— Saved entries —
□ □ □ □ □

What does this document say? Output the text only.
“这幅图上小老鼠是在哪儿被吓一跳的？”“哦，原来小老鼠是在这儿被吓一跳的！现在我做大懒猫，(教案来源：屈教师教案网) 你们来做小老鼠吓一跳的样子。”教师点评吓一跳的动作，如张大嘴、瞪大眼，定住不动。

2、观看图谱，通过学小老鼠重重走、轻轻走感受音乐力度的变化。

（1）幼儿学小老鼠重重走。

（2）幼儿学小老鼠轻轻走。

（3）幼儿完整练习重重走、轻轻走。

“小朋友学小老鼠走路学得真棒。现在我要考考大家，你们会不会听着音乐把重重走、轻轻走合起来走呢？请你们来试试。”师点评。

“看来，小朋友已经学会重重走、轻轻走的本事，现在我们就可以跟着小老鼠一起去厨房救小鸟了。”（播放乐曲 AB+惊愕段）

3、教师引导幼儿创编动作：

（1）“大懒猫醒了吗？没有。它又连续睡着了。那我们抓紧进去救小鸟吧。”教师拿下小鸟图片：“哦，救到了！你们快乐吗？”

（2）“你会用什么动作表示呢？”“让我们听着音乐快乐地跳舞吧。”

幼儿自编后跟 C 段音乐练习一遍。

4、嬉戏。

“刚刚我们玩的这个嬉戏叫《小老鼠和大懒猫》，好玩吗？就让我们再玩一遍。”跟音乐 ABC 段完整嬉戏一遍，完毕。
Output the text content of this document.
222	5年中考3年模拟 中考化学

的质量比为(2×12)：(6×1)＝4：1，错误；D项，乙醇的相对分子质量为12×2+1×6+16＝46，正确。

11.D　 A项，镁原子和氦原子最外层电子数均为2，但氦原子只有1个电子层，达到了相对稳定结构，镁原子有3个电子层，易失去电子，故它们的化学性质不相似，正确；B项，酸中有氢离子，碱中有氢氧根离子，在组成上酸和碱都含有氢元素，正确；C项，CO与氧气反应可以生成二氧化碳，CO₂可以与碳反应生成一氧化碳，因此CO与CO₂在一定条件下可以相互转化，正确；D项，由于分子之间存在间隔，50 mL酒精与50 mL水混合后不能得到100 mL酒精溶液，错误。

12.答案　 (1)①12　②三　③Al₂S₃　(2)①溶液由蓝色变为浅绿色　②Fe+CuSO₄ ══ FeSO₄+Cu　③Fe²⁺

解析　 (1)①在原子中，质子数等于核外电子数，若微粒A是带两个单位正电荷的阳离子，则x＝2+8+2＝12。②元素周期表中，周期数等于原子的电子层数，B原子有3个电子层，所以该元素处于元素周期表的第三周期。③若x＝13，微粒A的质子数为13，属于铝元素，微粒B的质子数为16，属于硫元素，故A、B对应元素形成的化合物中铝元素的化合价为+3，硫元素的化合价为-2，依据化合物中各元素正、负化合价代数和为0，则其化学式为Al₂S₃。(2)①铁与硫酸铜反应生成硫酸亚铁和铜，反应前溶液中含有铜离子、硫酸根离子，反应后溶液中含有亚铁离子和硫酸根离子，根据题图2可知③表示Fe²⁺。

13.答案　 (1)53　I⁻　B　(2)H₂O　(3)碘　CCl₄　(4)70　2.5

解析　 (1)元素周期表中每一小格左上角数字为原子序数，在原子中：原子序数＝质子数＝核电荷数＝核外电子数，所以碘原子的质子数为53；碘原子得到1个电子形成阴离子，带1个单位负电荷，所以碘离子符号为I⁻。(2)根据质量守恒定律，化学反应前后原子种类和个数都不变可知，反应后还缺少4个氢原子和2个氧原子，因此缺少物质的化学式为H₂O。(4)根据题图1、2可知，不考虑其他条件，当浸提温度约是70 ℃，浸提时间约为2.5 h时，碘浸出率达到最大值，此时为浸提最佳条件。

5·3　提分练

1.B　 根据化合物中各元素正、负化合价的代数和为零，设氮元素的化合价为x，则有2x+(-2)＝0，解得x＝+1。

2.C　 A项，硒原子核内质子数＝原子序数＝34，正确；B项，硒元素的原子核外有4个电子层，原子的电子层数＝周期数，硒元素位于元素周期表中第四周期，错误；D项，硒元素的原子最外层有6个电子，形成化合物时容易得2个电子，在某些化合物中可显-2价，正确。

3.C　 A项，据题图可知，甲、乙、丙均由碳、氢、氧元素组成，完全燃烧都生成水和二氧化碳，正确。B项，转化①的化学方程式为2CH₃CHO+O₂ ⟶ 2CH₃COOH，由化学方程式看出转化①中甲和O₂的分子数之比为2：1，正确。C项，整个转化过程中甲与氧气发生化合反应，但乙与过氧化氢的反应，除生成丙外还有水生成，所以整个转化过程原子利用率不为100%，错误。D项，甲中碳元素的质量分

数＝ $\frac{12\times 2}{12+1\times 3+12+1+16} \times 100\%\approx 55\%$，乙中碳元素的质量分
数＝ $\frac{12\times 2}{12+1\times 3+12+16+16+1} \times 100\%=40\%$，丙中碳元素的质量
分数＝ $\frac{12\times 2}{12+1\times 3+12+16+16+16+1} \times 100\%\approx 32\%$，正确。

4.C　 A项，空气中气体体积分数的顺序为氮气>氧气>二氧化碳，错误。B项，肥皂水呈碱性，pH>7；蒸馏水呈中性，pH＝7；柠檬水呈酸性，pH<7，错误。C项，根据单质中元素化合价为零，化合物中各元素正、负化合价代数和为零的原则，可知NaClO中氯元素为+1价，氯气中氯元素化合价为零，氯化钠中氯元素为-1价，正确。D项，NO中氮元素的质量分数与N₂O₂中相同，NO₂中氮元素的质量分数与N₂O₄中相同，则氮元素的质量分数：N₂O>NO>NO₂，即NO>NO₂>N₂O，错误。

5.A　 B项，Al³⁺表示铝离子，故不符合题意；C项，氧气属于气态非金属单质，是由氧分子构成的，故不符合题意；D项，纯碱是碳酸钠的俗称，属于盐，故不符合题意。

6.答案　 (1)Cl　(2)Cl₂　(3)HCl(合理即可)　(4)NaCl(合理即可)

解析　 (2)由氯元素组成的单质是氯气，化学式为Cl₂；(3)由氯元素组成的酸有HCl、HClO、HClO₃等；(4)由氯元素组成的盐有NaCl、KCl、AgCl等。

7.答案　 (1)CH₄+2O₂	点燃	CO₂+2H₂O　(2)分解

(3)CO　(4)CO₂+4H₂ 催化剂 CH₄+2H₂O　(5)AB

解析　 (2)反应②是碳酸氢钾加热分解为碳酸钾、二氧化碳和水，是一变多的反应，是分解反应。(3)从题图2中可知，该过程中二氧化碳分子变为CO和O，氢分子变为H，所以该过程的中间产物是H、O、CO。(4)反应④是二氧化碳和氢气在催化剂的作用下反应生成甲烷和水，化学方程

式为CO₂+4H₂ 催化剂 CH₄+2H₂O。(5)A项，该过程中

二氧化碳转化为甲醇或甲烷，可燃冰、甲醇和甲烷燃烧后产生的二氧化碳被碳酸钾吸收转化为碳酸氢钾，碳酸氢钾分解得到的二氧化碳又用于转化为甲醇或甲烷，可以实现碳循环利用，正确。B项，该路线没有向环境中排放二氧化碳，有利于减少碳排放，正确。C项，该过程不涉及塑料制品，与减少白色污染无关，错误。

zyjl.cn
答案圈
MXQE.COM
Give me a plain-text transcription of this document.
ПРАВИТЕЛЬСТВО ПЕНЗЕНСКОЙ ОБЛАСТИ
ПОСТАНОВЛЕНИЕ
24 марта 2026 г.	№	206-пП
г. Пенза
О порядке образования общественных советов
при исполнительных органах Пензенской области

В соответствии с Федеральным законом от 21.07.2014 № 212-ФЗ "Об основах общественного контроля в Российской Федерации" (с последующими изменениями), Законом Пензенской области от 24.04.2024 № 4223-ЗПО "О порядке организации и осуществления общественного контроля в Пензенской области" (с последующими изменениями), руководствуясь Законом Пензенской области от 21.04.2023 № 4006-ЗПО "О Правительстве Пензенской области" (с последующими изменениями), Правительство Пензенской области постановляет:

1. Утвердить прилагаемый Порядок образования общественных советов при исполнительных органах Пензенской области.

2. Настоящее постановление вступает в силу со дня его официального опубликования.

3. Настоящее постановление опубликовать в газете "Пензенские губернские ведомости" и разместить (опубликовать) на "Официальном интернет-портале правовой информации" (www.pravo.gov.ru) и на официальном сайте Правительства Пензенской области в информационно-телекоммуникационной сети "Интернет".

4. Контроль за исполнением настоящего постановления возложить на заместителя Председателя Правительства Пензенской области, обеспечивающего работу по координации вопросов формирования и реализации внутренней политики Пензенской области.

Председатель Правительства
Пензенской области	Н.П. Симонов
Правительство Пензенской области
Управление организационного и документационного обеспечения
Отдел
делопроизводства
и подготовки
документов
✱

□ □ □ □ □

— Your task —
Write out every line of the data that holds the word "times".

— Written reply —
数＝ $\frac{12\times 2}{12+1\times 3+12+1+16} \times 100\%\approx 55\%$，乙中碳元素的质量分
数＝ $\frac{12\times 2}{12+1\times 3+12+16+16+1} \times 100\%=40\%$，丙中碳元素的质量
分数＝ $\frac{12\times 2}{12+1\times 3+12+16+16+16+1} \times 100\%\approx 32\%$，正确。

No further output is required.